*Written task*:
Examine the entries below, count the lines holding the string "this", and respond with the number only.

(Excerpt from a dataset)
::::

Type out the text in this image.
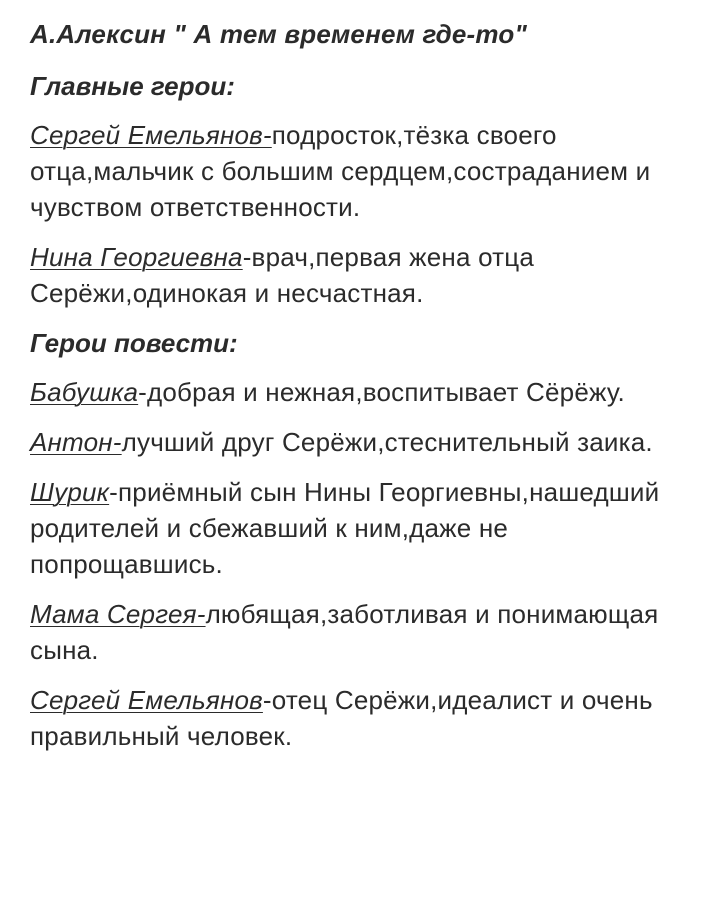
А.Алексин " А тем временем где-то"
Главные герои:
Сергей Емельянов-подросток,тёзка своего отца,мальчик с большим сердцем,состраданием и чувством ответственности.
Нина Георгиевна-врач,первая жена отца Серёжи,одинокая и несчастная.
Герои повести:
Бабушка-добрая и нежная,воспитывает Сёрёжу.
Антон-лучший друг Серёжи,стеснительный заика.
Шурик-приёмный сын Нины Георгиевны,нашедший родителей и сбежавший к ним,даже не попрощавшись.
Мама Сергея-любящая,заботливая и понимающая сына.
Сергей Емельянов-отец Серёжи,идеалист и очень правильный человек.
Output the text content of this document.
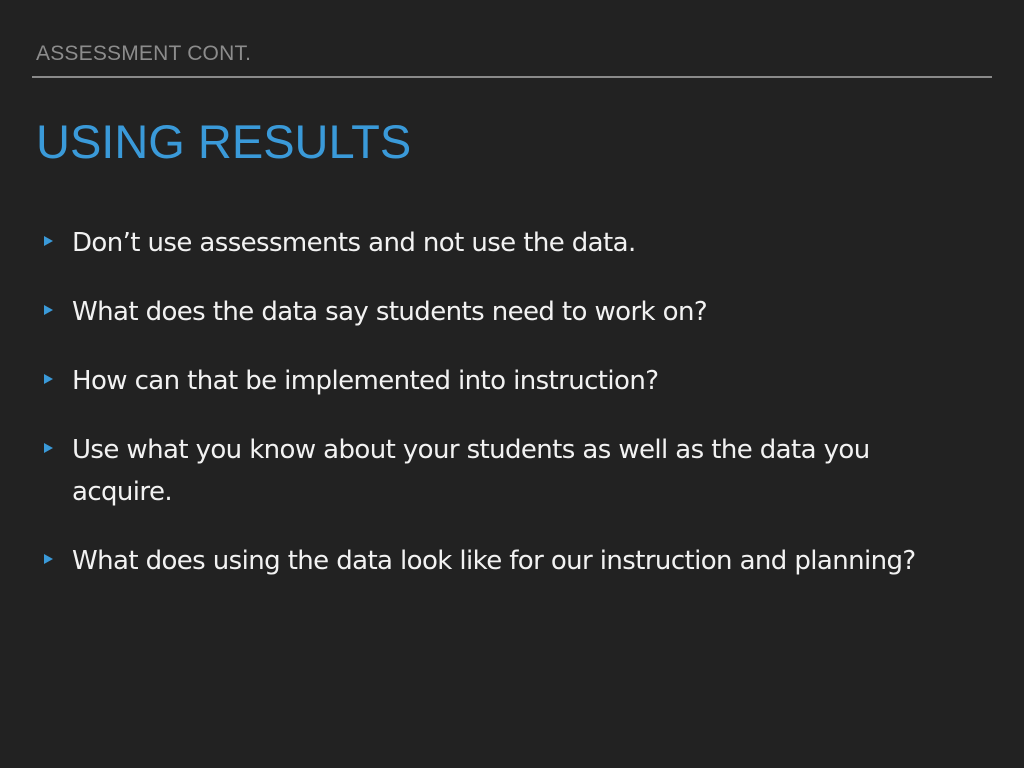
ASSESSMENT CONT.
USING RESULTS
Don’t use assessments and not use the data.
What does the data say students need to work on?
How can that be implemented into instruction?
Use what you know about your students as well as the data you acquire.
What does using the data look like for our instruction and planning?
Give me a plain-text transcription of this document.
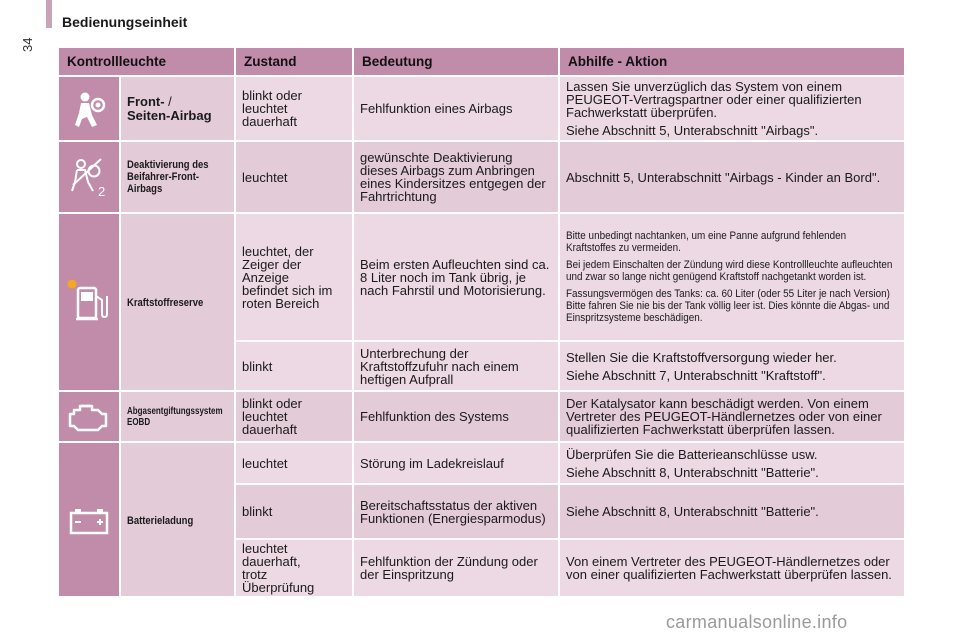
Bedienungseinheit
34
Kontrollleuchte		Zustand	Bedeutung	Abhilfe - Aktion

	Front- /
Seiten-Airbag	blinkt oder leuchtet dauerhaft	Fehlfunktion eines Airbags	Lassen Sie unverzüglich das System von einem PEUGEOT-Vertragspartner oder einer qualifizierten Fachwerkstatt überprüfen.
Siehe Abschnitt 5, Unterabschnitt "Airbags".

2	Deaktivierung des Beifahrer-Front-Airbags	leuchtet	gewünschte Deaktivierung dieses Airbags zum Anbringen eines Kindersitzes entgegen der Fahrtrichtung	Abschnitt 5, Unterabschnitt "Airbags - Kinder an Bord".

	Kraftstoffreserve	leuchtet, der Zeiger der Anzeige befindet sich im roten Bereich	Beim ersten Aufleuchten sind ca. 8 Liter noch im Tank übrig, je nach Fahrstil und Motorisierung.	Bitte unbedingt nachtanken, um eine Panne aufgrund fehlenden Kraftstoffes zu vermeiden.
Bei jedem Einschalten der Zündung wird diese Kontrollleuchte aufleuchten und zwar so lange nicht genügend Kraftstoff nachgetankt worden ist.
Fassungsvermögen des Tanks: ca. 60 Liter (oder 55 Liter je nach Version) Bitte fahren Sie nie bis der Tank völlig leer ist. Dies könnte die Abgas- und Einspritzsysteme beschädigen.

		blinkt	Unterbrechung der Kraftstoffzufuhr nach einem heftigen Aufprall	Stellen Sie die Kraftstoffversorgung wieder her.
Siehe Abschnitt 7, Unterabschnitt "Kraftstoff".

	Abgasentgiftungssystem EOBD	blinkt oder leuchtet dauerhaft	Fehlfunktion des Systems	Der Katalysator kann beschädigt werden. Von einem Vertreter des PEUGEOT-Händlernetzes oder von einer qualifizierten Fachwerkstatt überprüfen lassen.

	Batterieladung	leuchtet	Störung im Ladekreislauf	Überprüfen Sie die Batterieanschlüsse usw.
Siehe Abschnitt 8, Unterabschnitt "Batterie".

		blinkt	Bereitschaftsstatus der aktiven Funktionen (Energiesparmodus)	Siehe Abschnitt 8, Unterabschnitt "Batterie".
		leuchtet dauerhaft, trotz Überprüfung	Fehlfunktion der Zündung oder der Einspritzung	Von einem Vertreter des PEUGEOT-Händlernetzes oder von einer qualifizierten Fachwerkstatt überprüfen lassen.
carmanualsonline.info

::::

*Completed exercise*:
3